• [WHAT IS REQUIRED]
Determine how many lines include "title". Give the number and nothing else.

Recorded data
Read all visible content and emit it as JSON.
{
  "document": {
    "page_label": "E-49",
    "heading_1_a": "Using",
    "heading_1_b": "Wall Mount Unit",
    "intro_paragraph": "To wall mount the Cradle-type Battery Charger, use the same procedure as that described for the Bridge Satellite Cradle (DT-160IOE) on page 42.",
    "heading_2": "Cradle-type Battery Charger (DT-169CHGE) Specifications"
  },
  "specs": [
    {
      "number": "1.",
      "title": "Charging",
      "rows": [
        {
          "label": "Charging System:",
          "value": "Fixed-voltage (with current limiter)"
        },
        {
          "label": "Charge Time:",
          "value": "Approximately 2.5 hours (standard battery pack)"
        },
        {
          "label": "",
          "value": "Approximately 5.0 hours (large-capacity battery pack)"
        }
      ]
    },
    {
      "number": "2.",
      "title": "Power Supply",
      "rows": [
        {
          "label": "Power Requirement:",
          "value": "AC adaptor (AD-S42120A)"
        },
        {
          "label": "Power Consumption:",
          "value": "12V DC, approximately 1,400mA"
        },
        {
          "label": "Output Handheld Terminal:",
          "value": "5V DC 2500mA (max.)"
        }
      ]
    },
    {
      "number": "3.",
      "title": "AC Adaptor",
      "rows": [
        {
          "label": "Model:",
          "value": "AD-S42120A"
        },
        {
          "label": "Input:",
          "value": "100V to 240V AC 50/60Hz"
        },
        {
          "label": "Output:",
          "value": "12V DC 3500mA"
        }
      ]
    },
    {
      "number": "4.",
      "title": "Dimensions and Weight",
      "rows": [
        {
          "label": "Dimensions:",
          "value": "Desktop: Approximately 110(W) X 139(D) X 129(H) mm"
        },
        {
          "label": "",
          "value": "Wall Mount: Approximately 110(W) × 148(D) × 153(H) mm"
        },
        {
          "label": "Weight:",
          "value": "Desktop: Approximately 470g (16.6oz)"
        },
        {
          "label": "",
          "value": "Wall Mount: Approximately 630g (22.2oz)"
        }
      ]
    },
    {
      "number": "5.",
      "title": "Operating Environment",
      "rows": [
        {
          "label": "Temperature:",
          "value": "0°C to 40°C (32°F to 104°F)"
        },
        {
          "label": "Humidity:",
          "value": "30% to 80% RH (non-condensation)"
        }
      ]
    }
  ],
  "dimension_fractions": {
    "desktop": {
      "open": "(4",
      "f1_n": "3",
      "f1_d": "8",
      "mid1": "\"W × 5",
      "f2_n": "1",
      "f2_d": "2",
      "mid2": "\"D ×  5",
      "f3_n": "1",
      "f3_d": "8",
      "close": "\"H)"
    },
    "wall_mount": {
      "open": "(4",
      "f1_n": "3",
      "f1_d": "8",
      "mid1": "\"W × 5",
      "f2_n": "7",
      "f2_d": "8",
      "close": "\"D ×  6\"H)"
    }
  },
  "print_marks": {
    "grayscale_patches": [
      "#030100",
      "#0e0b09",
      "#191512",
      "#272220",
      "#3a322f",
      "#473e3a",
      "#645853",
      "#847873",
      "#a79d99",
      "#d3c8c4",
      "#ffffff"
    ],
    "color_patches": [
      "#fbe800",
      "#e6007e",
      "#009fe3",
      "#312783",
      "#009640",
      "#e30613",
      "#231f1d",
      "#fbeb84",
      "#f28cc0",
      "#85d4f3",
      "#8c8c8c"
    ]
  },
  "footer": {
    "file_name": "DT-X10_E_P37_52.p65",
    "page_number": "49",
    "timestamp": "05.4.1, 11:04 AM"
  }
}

• [EXPECTED OUTPUT]
5